===== The input =====
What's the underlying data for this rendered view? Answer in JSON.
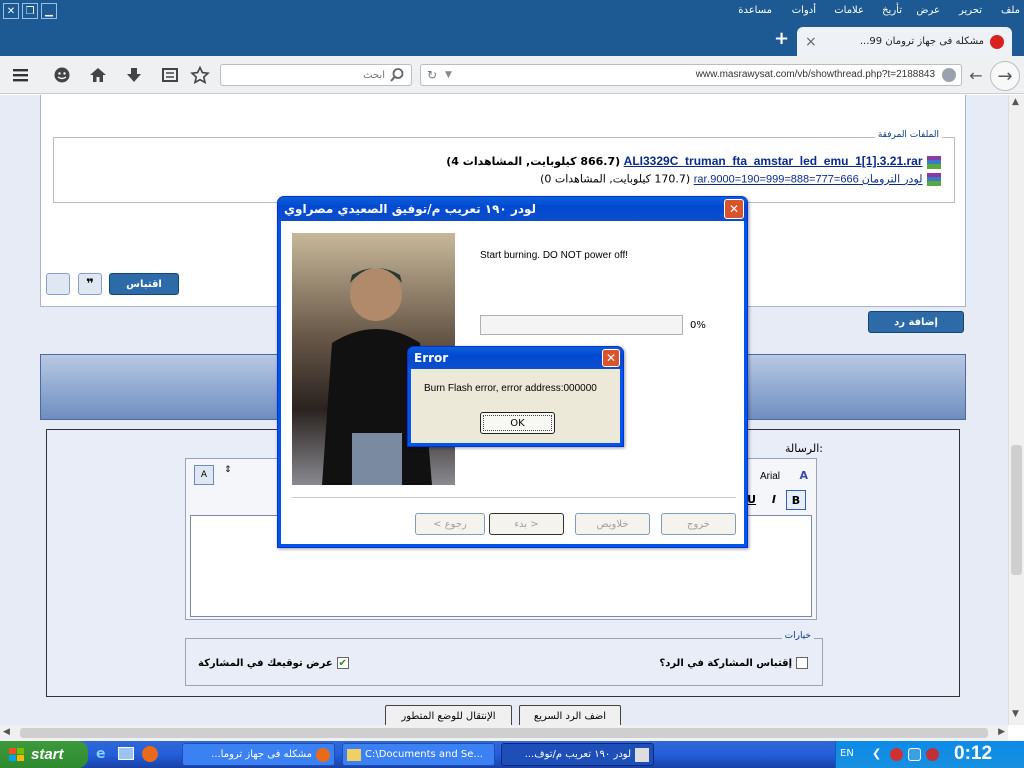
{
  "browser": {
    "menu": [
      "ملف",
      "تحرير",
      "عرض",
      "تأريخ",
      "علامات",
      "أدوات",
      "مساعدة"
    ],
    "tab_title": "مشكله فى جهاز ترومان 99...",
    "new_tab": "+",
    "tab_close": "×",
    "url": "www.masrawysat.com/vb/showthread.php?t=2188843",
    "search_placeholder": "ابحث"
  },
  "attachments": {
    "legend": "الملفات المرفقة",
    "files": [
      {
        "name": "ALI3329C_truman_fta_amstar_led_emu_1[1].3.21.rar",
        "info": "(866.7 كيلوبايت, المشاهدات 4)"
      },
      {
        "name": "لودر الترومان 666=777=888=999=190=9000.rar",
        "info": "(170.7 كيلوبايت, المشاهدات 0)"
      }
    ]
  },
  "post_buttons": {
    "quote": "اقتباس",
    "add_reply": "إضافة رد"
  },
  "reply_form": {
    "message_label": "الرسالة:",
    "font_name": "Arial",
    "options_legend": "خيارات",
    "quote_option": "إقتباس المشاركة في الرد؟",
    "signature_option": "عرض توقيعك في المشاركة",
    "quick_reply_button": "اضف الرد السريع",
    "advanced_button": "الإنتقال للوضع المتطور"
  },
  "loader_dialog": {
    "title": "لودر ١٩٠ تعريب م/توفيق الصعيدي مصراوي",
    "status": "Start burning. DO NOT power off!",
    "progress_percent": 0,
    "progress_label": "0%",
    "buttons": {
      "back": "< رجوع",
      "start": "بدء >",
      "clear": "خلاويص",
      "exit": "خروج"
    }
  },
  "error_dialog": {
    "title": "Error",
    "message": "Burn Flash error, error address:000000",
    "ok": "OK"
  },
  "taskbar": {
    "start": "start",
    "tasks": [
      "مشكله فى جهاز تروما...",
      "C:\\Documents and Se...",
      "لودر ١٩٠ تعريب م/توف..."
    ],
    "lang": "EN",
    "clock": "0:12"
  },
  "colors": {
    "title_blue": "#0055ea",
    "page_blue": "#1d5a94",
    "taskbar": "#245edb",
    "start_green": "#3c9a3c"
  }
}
=====
§ What the task asks
Identify every line holding the word "المشاهدات" and copy it out.

§ Final result
        "info": "(866.7 كيلوبايت, المشاهدات 4)"
        "info": "(170.7 كيلوبايت, المشاهدات 0)"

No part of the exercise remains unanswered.